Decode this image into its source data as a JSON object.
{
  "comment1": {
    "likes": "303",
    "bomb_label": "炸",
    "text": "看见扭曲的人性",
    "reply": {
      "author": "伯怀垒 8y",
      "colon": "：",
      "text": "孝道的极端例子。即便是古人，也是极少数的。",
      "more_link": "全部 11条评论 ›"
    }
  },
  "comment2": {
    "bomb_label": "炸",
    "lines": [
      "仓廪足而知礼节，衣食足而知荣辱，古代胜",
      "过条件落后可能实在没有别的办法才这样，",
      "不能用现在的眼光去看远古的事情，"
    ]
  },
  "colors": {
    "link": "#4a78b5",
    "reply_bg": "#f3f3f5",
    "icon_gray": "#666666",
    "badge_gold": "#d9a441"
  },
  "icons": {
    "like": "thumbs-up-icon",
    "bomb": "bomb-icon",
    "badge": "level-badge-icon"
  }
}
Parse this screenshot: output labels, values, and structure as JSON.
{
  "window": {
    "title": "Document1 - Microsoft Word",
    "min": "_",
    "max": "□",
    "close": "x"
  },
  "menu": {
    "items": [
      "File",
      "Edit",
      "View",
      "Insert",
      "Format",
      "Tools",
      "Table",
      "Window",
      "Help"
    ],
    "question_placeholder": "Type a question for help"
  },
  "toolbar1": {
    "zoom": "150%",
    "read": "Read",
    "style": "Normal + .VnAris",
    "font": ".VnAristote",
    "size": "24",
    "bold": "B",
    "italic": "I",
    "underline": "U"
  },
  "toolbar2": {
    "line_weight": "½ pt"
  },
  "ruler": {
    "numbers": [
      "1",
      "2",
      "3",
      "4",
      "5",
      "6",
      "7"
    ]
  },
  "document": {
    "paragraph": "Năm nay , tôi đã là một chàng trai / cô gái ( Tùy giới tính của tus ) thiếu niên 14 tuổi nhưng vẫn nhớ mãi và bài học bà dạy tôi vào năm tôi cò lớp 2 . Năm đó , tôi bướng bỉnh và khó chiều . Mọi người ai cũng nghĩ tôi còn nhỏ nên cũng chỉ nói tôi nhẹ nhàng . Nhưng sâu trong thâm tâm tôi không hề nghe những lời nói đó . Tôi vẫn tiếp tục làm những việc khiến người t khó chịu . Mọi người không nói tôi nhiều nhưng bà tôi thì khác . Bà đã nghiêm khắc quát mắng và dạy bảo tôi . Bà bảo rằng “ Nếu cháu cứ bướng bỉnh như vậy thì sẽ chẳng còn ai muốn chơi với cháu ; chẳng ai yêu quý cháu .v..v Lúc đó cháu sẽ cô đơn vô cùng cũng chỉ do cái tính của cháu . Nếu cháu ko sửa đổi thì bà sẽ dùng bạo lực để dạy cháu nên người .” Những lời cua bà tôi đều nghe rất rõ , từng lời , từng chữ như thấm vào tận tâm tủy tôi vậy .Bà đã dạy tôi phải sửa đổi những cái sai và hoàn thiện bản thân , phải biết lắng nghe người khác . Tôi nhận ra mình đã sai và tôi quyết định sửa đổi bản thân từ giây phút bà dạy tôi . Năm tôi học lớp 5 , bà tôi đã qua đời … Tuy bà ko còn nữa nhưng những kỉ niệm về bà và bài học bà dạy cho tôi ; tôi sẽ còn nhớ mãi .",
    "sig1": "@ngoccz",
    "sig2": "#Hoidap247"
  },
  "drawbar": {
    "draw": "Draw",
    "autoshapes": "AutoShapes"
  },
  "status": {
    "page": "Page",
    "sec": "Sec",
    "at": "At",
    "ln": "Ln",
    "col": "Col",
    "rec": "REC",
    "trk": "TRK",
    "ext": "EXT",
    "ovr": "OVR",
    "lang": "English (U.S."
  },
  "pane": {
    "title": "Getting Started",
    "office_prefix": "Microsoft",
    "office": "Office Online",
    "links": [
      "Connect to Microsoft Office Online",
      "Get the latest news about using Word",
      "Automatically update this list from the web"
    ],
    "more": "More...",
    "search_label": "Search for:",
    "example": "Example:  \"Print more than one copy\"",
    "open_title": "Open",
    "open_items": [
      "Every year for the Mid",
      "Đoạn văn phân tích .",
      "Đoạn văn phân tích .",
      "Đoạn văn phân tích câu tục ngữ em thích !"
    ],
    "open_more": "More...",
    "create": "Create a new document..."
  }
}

□ □ □ □ □

■ **Problem to solve**: The records above are to be copied in full, exactly as written.

■ **Answer for this exercise**:
Decode this image into its source data as a JSON object.
{
  "comment1": {
    "likes": "303",
    "bomb_label": "炸",
    "text": "看见扭曲的人性",
    "reply": {
      "author": "伯怀垒 8y",
      "colon": "：",
      "text": "孝道的极端例子。即便是古人，也是极少数的。",
      "more_link": "全部 11条评论 ›"
    }
  },
  "comment2": {
    "bomb_label": "炸",
    "lines": [
      "仓廪足而知礼节，衣食足而知荣辱，古代胜",
      "过条件落后可能实在没有别的办法才这样，",
      "不能用现在的眼光去看远古的事情，"
    ]
  },
  "colors": {
    "link": "#4a78b5",
    "reply_bg": "#f3f3f5",
    "icon_gray": "#666666",
    "badge_gold": "#d9a441"
  },
  "icons": {
    "like": "thumbs-up-icon",
    "bomb": "bomb-icon",
    "badge": "level-badge-icon"
  }
}
Parse this screenshot: output labels, values, and structure as JSON.
{
  "window": {
    "title": "Document1 - Microsoft Word",
    "min": "_",
    "max": "□",
    "close": "x"
  },
  "menu": {
    "items": [
      "File",
      "Edit",
      "View",
      "Insert",
      "Format",
      "Tools",
      "Table",
      "Window",
      "Help"
    ],
    "question_placeholder": "Type a question for help"
  },
  "toolbar1": {
    "zoom": "150%",
    "read": "Read",
    "style": "Normal + .VnAris",
    "font": ".VnAristote",
    "size": "24",
    "bold": "B",
    "italic": "I",
    "underline": "U"
  },
  "toolbar2": {
    "line_weight": "½ pt"
  },
  "ruler": {
    "numbers": [
      "1",
      "2",
      "3",
      "4",
      "5",
      "6",
      "7"
    ]
  },
  "document": {
    "paragraph": "Năm nay , tôi đã là một chàng trai / cô gái ( Tùy giới tính của tus ) thiếu niên 14 tuổi nhưng vẫn nhớ mãi và bài học bà dạy tôi vào năm tôi cò lớp 2 . Năm đó , tôi bướng bỉnh và khó chiều . Mọi người ai cũng nghĩ tôi còn nhỏ nên cũng chỉ nói tôi nhẹ nhàng . Nhưng sâu trong thâm tâm tôi không hề nghe những lời nói đó . Tôi vẫn tiếp tục làm những việc khiến người t khó chịu . Mọi người không nói tôi nhiều nhưng bà tôi thì khác . Bà đã nghiêm khắc quát mắng và dạy bảo tôi . Bà bảo rằng “ Nếu cháu cứ bướng bỉnh như vậy thì sẽ chẳng còn ai muốn chơi với cháu ; chẳng ai yêu quý cháu .v..v Lúc đó cháu sẽ cô đơn vô cùng cũng chỉ do cái tính của cháu . Nếu cháu ko sửa đổi thì bà sẽ dùng bạo lực để dạy cháu nên người .” Những lời cua bà tôi đều nghe rất rõ , từng lời , từng chữ như thấm vào tận tâm tủy tôi vậy .Bà đã dạy tôi phải sửa đổi những cái sai và hoàn thiện bản thân , phải biết lắng nghe người khác . Tôi nhận ra mình đã sai và tôi quyết định sửa đổi bản thân từ giây phút bà dạy tôi . Năm tôi học lớp 5 , bà tôi đã qua đời … Tuy bà ko còn nữa nhưng những kỉ niệm về bà và bài học bà dạy cho tôi ; tôi sẽ còn nhớ mãi .",
    "sig1": "@ngoccz",
    "sig2": "#Hoidap247"
  },
  "drawbar": {
    "draw": "Draw",
    "autoshapes": "AutoShapes"
  },
  "status": {
    "page": "Page",
    "sec": "Sec",
    "at": "At",
    "ln": "Ln",
    "col": "Col",
    "rec": "REC",
    "trk": "TRK",
    "ext": "EXT",
    "ovr": "OVR",
    "lang": "English (U.S."
  },
  "pane": {
    "title": "Getting Started",
    "office_prefix": "Microsoft",
    "office": "Office Online",
    "links": [
      "Connect to Microsoft Office Online",
      "Get the latest news about using Word",
      "Automatically update this list from the web"
    ],
    "more": "More...",
    "search_label": "Search for:",
    "example": "Example:  \"Print more than one copy\"",
    "open_title": "Open",
    "open_items": [
      "Every year for the Mid",
      "Đoạn văn phân tích .",
      "Đoạn văn phân tích .",
      "Đoạn văn phân tích câu tục ngữ em thích !"
    ],
    "open_more": "More...",
    "create": "Create a new document..."
  }
}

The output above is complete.